Given information:
****************

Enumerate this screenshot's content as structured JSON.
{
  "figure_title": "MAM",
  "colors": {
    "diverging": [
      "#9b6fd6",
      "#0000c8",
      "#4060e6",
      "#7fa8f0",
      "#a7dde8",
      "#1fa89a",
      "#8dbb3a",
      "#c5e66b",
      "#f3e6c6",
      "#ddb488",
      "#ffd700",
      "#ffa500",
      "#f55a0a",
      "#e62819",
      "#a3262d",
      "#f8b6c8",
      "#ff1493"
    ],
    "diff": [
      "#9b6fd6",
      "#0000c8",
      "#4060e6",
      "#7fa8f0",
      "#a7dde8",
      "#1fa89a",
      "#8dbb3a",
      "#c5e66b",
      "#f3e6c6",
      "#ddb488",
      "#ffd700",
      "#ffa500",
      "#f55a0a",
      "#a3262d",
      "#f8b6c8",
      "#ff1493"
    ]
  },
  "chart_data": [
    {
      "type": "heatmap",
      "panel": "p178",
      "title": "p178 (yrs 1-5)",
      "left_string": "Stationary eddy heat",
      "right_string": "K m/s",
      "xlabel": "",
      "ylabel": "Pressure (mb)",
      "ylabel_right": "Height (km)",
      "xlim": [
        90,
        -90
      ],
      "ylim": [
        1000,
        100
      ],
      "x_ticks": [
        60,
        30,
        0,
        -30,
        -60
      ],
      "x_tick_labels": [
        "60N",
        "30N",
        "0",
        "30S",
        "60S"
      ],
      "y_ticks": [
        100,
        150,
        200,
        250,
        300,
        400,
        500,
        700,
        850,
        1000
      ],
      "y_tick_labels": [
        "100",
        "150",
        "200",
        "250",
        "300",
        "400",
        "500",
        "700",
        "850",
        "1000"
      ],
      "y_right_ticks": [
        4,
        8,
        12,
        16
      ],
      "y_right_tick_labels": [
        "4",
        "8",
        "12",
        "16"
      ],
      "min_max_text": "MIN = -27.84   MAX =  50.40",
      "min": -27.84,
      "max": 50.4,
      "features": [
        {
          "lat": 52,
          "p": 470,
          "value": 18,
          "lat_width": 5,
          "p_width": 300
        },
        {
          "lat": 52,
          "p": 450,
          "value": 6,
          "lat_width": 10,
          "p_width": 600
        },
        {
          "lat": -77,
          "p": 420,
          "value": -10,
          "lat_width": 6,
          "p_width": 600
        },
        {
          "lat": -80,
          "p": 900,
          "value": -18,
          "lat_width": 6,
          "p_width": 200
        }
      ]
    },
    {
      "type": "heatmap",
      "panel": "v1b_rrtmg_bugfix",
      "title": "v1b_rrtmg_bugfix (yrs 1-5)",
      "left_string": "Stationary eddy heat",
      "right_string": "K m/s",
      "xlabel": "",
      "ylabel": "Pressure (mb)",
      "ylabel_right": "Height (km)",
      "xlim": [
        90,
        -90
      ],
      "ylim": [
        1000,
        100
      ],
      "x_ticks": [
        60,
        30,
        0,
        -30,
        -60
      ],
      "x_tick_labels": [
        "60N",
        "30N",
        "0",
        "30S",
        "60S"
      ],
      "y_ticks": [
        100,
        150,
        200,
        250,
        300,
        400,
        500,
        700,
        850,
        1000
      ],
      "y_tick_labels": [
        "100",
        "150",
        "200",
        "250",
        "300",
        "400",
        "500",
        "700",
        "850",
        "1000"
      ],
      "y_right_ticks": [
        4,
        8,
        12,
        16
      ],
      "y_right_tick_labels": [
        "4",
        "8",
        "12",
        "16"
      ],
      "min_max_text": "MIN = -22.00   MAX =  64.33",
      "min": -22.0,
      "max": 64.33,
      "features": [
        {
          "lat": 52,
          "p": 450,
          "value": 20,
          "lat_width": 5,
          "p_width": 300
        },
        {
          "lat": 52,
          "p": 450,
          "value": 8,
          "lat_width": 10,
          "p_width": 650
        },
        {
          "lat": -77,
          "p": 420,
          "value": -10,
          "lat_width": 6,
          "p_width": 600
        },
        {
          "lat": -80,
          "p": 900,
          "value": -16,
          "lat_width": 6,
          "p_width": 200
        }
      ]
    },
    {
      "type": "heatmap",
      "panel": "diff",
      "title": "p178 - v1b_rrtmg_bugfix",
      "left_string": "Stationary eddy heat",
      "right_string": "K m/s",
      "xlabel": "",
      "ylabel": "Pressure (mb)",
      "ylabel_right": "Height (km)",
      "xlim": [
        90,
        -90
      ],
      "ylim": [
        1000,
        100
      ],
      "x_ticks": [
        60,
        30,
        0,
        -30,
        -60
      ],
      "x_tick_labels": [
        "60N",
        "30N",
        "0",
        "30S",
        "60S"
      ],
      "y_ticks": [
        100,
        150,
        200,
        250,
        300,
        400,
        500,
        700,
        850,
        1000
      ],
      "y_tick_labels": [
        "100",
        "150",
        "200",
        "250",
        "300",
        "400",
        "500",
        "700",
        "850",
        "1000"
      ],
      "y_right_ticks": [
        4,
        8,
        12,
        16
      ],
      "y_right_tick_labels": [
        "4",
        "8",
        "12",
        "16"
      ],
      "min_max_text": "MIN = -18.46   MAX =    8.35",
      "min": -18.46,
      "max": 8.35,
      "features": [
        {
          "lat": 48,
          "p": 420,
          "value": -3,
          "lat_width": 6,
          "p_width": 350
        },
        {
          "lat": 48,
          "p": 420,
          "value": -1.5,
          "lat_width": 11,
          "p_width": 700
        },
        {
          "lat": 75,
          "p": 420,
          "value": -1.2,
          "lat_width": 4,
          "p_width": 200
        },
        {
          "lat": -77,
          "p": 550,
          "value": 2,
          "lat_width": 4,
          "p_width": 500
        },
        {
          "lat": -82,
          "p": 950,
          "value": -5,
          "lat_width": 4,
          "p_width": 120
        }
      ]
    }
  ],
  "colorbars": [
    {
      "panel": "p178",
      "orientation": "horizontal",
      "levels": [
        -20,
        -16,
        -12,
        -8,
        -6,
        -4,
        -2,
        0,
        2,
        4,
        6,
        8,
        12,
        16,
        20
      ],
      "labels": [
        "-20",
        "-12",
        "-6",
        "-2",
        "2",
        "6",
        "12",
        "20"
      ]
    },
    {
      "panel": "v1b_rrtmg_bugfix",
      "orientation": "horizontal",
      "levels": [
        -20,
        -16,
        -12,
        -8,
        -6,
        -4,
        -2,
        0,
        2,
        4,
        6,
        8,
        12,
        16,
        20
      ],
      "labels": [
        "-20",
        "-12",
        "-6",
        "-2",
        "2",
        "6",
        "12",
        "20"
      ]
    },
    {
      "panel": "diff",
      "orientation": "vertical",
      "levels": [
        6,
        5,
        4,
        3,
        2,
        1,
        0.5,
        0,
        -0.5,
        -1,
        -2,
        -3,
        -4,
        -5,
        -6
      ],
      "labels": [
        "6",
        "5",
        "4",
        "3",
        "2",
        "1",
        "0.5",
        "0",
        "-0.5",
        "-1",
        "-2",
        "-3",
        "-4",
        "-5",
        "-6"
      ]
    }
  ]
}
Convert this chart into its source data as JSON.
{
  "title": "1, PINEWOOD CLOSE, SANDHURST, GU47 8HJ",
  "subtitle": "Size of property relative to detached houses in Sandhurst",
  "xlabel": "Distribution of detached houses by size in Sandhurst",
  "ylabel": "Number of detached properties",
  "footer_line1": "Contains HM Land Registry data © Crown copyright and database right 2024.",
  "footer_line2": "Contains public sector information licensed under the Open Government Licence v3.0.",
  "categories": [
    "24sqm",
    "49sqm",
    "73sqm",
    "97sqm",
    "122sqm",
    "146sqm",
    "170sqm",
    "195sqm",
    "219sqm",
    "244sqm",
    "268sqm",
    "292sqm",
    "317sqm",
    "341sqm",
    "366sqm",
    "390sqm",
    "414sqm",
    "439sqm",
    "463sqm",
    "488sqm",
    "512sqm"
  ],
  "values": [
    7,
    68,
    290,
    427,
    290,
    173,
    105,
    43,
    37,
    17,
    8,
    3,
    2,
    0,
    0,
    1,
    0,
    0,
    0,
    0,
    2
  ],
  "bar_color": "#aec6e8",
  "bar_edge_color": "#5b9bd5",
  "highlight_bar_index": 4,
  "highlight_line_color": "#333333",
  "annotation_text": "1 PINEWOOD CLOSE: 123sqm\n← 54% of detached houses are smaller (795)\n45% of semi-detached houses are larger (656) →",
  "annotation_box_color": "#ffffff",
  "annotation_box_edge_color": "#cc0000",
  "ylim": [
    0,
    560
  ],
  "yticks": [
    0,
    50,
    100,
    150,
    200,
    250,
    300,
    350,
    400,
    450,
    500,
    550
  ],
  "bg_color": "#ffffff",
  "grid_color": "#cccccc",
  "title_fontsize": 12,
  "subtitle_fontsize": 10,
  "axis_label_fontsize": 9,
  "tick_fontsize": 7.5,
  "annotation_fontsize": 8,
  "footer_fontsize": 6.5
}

****************

Exercise: Scan the material above for the string "houses" and return the lines that hold it.

Completed task:
  "subtitle": "Size of property relative to detached houses in Sandhurst",
  "xlabel": "Distribution of detached houses by size in Sandhurst",
  "annotation_text": "1 PINEWOOD CLOSE: 123sqm\n← 54% of detached houses are smaller (795)\n45% of semi-detached houses are larger (656) →",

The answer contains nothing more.